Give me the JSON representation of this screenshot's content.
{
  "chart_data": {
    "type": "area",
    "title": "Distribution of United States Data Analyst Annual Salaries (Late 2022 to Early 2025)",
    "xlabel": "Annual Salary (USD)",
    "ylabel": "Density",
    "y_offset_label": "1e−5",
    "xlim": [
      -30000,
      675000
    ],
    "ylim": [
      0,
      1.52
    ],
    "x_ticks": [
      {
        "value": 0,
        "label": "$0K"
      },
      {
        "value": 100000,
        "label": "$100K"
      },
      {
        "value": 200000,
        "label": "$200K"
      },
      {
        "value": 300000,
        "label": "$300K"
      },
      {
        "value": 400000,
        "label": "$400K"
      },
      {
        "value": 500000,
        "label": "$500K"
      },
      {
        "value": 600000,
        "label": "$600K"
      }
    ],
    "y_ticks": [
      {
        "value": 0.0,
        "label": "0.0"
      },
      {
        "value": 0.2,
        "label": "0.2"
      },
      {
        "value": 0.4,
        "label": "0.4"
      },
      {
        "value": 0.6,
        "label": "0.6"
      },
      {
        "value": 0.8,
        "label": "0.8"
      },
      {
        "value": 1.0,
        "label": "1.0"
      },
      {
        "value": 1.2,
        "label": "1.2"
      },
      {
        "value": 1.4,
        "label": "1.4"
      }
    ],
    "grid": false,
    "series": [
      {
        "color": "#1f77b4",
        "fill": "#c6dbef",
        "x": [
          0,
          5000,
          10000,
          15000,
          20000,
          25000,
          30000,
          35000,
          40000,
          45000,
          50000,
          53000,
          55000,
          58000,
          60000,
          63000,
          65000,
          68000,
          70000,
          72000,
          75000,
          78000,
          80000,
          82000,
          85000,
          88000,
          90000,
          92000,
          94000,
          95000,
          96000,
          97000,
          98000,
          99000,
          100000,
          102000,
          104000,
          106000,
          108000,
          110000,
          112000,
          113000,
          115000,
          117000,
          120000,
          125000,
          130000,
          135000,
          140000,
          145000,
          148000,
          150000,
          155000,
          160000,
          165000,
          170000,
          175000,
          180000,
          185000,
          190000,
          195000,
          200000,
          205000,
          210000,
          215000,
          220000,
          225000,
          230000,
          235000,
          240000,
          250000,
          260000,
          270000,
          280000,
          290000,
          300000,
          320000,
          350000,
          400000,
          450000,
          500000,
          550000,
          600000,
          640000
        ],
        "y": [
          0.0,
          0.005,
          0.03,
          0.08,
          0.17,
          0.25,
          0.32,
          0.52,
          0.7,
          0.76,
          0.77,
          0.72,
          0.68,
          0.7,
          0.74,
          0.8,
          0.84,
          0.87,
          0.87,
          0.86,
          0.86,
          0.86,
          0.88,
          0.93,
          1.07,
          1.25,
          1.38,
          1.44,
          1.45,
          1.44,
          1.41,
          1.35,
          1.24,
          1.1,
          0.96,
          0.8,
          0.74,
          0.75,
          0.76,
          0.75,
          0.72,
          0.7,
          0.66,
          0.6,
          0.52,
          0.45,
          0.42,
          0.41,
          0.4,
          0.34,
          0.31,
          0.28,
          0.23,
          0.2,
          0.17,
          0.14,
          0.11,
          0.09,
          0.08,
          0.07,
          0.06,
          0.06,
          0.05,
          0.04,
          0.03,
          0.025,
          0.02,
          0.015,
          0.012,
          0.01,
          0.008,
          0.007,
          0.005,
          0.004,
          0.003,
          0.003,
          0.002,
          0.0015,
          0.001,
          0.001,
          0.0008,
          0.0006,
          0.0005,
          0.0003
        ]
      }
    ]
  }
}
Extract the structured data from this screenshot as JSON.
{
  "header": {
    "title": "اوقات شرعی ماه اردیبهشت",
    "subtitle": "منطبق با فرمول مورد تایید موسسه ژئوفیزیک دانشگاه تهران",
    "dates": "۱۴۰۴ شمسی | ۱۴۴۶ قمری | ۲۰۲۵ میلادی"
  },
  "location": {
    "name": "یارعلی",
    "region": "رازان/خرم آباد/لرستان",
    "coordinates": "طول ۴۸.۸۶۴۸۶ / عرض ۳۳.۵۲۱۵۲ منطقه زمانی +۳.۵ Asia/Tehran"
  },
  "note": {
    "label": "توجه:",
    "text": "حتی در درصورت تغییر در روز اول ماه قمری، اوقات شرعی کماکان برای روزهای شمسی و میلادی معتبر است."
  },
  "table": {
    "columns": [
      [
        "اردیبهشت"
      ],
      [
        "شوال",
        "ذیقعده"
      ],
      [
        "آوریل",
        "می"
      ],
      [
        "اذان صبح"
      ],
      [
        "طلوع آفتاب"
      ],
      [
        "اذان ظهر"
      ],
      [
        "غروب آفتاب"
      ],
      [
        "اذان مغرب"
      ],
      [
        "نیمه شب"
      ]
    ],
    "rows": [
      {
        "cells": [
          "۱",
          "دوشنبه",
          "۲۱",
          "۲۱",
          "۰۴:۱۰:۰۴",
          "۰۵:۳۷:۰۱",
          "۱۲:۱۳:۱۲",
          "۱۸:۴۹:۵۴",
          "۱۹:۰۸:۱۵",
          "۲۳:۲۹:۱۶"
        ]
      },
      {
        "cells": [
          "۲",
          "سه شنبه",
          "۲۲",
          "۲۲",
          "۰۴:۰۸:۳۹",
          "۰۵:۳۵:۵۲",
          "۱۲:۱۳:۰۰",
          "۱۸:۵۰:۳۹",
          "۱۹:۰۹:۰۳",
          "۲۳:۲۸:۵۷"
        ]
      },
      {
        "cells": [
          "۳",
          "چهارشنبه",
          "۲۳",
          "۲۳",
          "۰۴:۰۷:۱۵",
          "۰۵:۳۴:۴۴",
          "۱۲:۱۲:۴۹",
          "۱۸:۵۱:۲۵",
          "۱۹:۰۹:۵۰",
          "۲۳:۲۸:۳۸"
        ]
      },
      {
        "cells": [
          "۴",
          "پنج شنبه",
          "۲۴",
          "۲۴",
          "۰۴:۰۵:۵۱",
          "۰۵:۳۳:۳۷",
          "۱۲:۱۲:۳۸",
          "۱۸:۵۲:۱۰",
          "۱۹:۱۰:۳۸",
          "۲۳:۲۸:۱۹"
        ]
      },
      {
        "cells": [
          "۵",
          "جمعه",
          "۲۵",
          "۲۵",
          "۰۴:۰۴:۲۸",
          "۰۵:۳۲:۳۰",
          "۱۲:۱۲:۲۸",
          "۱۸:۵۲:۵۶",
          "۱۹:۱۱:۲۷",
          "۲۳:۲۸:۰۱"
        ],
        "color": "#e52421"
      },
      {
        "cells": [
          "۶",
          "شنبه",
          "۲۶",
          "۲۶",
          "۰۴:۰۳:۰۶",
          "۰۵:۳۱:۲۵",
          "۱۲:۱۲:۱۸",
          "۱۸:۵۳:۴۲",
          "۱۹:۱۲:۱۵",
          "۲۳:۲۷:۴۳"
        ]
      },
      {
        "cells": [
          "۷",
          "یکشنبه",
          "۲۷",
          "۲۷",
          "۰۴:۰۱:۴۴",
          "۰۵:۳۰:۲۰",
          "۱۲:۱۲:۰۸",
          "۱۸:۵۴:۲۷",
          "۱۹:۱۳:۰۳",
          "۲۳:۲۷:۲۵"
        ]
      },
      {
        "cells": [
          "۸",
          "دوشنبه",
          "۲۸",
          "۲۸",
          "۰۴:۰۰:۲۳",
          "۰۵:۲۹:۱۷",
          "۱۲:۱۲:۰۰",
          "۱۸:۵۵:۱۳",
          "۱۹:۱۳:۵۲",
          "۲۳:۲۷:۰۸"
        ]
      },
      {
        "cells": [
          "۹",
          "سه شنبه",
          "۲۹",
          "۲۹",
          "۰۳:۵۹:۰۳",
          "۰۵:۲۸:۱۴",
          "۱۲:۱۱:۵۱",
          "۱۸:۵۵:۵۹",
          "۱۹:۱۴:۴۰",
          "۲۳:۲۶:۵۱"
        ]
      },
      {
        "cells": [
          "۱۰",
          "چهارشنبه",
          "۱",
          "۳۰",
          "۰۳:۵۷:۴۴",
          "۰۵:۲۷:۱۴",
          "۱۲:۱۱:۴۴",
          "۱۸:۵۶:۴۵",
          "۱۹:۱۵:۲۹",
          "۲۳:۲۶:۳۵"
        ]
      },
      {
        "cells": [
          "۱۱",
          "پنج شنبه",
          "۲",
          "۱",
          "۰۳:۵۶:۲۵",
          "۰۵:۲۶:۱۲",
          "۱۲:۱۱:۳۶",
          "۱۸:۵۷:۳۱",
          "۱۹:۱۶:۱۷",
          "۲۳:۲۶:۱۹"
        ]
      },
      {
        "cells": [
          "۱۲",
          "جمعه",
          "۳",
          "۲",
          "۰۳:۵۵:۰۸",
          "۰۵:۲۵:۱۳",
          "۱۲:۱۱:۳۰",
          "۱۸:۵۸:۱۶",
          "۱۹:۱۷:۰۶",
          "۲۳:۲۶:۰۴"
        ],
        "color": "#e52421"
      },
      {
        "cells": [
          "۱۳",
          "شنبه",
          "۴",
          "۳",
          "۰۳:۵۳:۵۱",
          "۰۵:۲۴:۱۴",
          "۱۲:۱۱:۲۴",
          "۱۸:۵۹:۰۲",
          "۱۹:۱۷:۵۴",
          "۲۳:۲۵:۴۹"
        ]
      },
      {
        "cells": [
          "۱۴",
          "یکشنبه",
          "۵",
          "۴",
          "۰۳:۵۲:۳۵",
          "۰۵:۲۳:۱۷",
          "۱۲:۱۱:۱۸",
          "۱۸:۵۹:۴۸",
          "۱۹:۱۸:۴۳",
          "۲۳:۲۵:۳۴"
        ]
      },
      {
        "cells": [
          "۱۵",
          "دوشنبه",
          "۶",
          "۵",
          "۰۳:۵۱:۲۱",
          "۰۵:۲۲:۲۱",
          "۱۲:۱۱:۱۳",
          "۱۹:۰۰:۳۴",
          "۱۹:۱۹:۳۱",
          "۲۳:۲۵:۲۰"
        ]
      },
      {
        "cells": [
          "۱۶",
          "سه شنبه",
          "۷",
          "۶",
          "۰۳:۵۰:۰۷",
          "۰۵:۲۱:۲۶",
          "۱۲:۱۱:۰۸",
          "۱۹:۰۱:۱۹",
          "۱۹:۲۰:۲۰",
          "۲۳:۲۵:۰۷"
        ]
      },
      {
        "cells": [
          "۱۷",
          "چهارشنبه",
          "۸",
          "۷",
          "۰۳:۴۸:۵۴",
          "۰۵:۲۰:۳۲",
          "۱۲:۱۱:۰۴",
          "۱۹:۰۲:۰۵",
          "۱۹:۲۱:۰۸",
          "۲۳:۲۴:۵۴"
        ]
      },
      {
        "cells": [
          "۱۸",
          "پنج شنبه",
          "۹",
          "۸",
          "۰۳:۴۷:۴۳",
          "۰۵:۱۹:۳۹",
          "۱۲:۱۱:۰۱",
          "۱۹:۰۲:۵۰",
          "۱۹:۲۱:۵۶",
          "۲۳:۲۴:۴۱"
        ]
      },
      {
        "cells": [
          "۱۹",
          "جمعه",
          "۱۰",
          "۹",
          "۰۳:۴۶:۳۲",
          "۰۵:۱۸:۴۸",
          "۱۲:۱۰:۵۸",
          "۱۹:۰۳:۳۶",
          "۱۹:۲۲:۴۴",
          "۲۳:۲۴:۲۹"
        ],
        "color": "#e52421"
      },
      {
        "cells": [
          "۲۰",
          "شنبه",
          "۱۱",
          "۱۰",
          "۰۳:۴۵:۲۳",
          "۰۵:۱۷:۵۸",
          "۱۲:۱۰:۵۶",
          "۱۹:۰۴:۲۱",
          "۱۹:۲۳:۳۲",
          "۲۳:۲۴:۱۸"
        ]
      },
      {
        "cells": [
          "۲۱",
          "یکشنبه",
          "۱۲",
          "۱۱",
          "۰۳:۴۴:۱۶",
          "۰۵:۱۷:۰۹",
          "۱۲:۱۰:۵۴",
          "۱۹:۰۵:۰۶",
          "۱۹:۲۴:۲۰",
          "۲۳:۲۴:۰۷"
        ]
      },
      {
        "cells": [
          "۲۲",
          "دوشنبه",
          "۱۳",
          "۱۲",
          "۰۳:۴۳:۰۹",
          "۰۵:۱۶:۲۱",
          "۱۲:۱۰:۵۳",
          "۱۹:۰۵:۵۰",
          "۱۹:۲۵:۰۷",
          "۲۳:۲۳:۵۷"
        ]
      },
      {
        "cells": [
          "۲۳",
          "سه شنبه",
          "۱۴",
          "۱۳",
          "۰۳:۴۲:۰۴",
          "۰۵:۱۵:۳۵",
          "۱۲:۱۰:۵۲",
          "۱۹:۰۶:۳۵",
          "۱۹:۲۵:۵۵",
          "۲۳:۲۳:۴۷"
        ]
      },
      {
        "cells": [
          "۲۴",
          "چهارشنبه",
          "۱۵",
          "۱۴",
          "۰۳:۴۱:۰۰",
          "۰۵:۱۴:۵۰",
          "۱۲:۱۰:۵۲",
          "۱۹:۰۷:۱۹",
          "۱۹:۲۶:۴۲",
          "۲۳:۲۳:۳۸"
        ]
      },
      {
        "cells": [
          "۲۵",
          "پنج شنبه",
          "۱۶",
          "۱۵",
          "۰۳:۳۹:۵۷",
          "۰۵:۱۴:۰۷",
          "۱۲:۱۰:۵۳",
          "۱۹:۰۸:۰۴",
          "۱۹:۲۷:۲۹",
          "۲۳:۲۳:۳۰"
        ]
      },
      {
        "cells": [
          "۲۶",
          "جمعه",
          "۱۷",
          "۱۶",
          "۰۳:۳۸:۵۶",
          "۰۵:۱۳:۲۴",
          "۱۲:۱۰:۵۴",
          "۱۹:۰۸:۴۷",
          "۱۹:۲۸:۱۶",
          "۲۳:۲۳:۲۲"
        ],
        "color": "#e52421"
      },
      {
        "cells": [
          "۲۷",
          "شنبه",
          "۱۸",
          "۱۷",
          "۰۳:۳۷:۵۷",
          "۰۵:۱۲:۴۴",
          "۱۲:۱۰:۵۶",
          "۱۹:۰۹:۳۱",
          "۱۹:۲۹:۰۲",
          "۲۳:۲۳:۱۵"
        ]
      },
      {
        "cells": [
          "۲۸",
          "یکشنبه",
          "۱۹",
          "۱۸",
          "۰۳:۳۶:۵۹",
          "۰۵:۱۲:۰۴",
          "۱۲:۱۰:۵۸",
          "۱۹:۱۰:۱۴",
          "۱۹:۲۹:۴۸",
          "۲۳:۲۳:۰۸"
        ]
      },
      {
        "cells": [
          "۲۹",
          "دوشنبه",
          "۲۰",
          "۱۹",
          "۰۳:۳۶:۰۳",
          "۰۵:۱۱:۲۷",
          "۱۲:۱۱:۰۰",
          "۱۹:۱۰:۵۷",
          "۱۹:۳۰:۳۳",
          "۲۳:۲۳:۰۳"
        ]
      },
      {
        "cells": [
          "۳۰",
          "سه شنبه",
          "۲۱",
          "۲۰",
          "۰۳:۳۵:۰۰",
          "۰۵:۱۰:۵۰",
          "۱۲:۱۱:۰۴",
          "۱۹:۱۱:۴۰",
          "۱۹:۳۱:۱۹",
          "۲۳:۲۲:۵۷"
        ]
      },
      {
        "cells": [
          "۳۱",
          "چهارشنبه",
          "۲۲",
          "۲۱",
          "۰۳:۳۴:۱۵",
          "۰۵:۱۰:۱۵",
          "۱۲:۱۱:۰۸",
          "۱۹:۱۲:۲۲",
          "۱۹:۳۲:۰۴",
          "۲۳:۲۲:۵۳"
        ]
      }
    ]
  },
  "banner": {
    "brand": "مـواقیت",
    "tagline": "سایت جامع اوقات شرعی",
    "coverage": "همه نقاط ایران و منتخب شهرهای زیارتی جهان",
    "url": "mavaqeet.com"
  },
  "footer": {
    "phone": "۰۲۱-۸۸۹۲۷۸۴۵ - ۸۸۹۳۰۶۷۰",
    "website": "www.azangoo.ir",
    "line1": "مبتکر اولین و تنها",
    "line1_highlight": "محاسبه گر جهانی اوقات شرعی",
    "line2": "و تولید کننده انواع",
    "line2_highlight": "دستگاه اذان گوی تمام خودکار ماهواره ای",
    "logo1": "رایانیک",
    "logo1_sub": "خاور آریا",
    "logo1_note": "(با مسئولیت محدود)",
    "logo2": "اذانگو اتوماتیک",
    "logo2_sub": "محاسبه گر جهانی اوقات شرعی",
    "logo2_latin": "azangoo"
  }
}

□ □ □

▶ _TASK BRIEF_:
Extract each line from the entries above that contains the string "جهانی".

▶ _EXERCISE OUTPUT_:
    "line1_highlight": "محاسبه گر جهانی اوقات شرعی",
    "logo2_sub": "محاسبه گر جهانی اوقات شرعی",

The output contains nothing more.